**Short task**:
Go through the data below. List every line that holds the word "attente".

── Exercise input

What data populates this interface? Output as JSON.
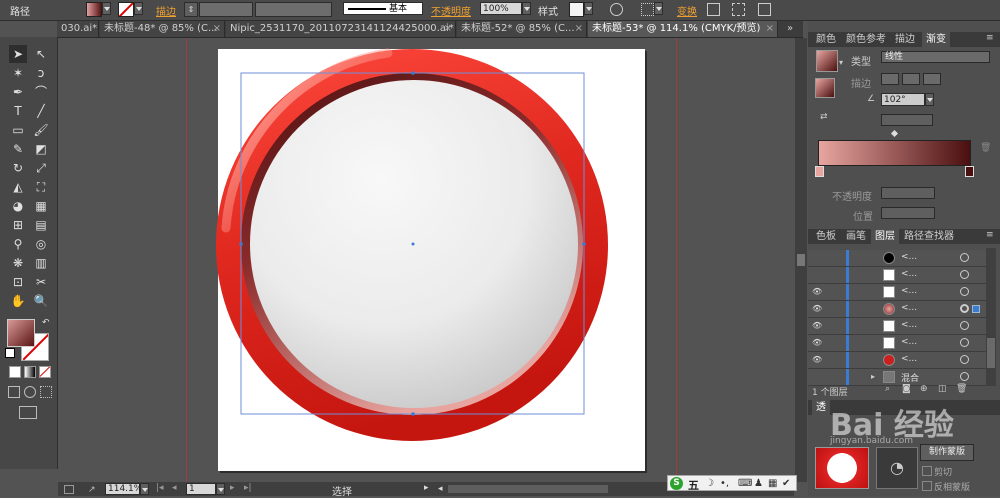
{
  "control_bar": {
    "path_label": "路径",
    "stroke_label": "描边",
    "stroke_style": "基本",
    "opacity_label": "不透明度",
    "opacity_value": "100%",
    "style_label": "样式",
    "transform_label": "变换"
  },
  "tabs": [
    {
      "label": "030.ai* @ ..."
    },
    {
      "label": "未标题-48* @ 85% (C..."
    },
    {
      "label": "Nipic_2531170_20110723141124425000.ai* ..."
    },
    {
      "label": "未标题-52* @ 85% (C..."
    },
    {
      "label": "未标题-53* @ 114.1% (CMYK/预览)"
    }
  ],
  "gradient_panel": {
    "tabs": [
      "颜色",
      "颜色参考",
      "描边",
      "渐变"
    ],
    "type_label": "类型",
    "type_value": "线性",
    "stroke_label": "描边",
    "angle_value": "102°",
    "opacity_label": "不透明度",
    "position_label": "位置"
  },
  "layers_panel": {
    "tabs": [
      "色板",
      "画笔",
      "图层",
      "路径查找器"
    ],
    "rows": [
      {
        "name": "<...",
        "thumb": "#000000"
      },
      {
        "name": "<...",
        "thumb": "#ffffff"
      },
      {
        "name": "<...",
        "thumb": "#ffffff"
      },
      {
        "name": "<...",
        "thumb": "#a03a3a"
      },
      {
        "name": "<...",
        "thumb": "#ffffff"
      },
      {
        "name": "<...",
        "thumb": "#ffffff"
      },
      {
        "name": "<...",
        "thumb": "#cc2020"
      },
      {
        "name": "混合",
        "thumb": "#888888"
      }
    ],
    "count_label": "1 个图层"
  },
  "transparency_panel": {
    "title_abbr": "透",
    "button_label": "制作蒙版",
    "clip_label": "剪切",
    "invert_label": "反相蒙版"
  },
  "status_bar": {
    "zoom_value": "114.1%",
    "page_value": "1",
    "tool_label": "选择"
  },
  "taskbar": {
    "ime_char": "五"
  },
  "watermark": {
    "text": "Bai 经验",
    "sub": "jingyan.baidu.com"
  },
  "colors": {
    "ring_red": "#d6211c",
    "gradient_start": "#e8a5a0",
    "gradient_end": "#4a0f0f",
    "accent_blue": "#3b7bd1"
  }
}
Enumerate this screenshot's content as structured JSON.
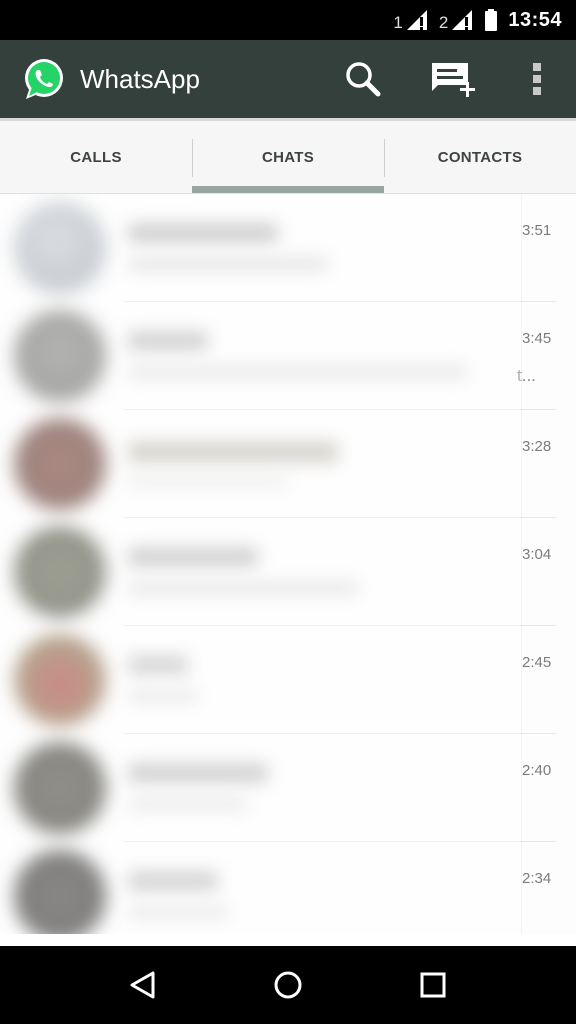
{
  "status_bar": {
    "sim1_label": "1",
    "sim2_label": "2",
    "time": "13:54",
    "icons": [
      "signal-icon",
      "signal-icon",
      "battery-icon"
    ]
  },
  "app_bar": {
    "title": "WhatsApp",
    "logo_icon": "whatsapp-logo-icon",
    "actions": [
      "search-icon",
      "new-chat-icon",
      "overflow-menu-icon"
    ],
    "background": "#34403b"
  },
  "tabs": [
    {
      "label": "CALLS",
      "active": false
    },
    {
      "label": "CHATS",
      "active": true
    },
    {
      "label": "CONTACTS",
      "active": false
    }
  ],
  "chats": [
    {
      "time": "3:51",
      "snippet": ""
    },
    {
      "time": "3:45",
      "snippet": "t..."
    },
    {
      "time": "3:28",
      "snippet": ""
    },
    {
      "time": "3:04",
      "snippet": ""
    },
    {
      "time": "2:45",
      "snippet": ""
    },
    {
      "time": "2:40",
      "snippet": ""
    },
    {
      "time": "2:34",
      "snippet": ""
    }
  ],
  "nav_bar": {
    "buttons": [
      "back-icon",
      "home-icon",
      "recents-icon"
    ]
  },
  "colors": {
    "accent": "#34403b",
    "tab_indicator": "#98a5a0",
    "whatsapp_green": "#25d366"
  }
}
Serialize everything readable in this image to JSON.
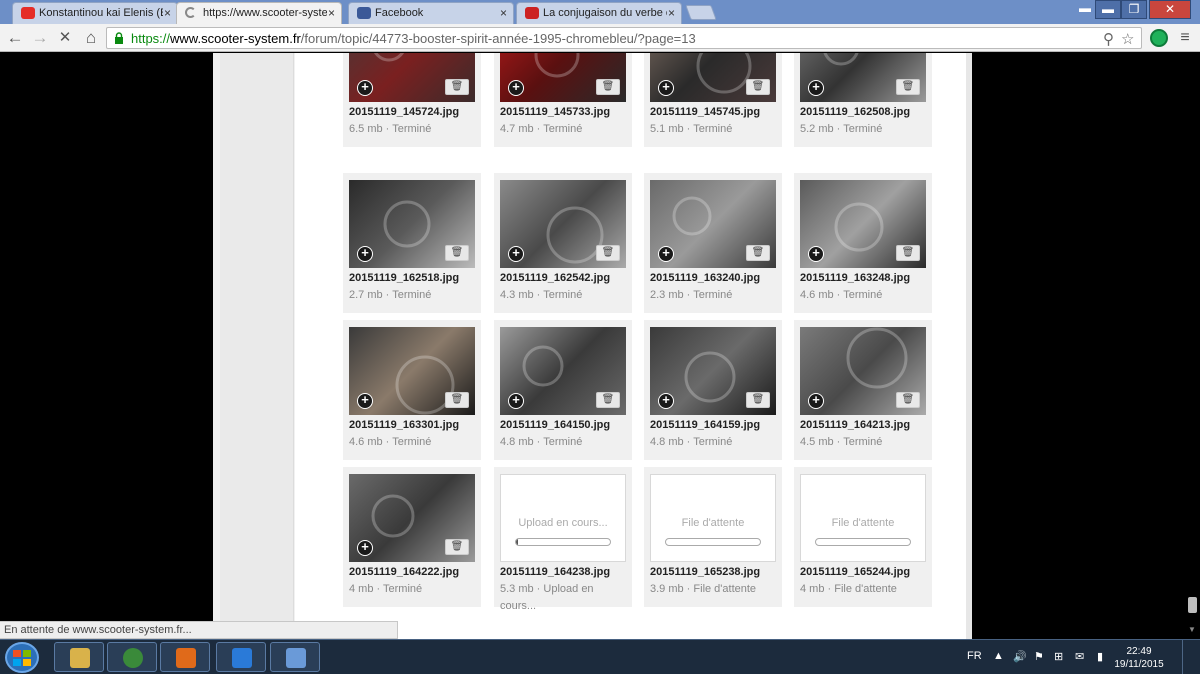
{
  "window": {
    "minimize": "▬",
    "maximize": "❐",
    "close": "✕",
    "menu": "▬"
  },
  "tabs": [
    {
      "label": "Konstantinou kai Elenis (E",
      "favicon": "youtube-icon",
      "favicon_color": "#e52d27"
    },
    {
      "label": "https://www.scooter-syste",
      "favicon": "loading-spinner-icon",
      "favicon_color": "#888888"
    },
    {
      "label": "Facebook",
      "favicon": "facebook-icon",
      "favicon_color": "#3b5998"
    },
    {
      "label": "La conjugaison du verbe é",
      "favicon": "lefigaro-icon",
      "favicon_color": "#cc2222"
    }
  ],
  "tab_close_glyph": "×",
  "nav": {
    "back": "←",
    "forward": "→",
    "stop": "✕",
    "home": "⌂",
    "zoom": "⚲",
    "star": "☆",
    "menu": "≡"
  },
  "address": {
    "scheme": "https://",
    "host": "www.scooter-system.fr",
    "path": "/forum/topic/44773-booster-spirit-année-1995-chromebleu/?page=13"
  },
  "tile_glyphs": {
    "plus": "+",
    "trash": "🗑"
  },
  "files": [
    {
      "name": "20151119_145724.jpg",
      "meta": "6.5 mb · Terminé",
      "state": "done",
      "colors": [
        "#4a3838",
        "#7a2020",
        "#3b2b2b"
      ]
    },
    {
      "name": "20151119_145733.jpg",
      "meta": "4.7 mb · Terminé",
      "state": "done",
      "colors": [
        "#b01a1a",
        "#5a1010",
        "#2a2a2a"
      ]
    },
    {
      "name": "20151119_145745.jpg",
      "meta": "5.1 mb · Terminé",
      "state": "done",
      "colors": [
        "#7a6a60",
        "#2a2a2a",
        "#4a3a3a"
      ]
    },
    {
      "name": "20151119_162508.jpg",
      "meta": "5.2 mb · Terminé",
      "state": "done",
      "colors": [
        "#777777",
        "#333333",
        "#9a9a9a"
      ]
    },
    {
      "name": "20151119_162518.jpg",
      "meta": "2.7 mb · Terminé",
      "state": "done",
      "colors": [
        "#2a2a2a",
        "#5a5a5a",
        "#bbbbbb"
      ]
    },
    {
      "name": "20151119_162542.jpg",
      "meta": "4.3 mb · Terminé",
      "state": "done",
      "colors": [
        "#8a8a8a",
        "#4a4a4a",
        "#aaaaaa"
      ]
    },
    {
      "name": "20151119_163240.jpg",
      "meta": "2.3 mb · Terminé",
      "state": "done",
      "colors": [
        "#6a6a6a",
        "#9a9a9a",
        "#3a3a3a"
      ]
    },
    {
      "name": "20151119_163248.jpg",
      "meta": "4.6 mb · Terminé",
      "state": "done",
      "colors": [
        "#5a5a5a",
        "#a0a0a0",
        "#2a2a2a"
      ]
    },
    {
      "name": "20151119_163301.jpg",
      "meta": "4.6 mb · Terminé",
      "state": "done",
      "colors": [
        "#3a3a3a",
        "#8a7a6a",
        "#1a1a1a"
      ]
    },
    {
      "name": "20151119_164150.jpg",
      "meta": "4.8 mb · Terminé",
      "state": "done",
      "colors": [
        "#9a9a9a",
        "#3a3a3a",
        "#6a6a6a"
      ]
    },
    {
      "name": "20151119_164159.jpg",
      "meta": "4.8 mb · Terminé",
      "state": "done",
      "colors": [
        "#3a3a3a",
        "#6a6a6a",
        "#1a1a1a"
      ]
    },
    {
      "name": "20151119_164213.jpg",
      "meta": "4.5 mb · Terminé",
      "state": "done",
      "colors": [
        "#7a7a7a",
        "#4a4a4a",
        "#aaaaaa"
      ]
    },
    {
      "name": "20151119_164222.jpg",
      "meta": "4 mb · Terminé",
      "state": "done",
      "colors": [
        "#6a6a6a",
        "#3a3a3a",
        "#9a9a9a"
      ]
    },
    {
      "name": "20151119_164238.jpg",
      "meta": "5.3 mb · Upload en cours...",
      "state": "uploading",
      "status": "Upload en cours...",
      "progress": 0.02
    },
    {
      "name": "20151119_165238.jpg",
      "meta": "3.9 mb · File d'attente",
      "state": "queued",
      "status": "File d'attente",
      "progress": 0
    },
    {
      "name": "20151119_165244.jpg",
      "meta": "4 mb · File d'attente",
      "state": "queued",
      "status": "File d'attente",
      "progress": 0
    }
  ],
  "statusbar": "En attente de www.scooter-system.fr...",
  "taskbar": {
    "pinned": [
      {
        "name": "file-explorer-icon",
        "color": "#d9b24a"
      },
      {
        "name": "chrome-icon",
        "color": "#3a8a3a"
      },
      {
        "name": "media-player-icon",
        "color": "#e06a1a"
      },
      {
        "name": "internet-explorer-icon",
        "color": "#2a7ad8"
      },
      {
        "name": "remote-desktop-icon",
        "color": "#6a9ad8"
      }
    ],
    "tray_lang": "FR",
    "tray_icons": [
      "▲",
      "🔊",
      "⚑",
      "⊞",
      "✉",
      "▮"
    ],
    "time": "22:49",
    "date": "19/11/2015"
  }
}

────

**Response below**:
      "meta": "3.9 mb · File d'attente",
      "status": "File d'attente",
      "meta": "4 mb · File d'attente",
      "status": "File d'attente",
  "statusbar": "En attente de www.scooter-system.fr...",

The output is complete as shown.